■ **DIRECTIVE**
Sift the listing for lines that hold the string "July" and pull them out.
— START OF DATA LINES —
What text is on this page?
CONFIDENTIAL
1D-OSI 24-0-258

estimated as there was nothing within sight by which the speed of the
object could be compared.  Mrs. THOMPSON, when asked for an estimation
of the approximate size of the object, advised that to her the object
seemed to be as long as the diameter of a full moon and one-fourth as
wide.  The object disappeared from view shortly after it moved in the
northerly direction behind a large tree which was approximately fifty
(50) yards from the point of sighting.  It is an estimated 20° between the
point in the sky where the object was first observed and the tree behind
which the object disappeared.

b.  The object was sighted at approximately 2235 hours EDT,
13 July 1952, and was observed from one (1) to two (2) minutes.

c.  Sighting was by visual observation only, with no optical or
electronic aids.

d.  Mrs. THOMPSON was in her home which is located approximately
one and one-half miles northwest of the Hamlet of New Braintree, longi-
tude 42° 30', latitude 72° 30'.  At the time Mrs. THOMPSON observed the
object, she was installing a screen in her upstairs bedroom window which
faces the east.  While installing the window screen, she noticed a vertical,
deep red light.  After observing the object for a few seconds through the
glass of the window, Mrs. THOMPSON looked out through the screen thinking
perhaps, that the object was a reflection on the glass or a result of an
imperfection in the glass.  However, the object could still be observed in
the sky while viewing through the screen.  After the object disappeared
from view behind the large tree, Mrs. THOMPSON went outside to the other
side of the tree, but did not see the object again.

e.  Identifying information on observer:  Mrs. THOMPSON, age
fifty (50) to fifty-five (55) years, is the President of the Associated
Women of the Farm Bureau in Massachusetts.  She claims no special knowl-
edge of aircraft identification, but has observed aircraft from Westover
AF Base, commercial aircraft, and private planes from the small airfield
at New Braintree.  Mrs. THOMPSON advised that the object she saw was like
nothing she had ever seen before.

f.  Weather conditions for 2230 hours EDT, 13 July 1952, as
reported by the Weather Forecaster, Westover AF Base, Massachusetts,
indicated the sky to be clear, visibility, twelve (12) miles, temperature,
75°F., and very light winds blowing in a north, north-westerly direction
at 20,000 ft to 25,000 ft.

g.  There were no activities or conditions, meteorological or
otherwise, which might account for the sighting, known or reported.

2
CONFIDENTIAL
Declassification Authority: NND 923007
— END OF DATA LINES —
■ **RESULT FOR THIS TASK**
13 July 1952, and was observed from one (1) to two (2) minutes.
f.  Weather conditions for 2230 hours EDT, 13 July 1952, as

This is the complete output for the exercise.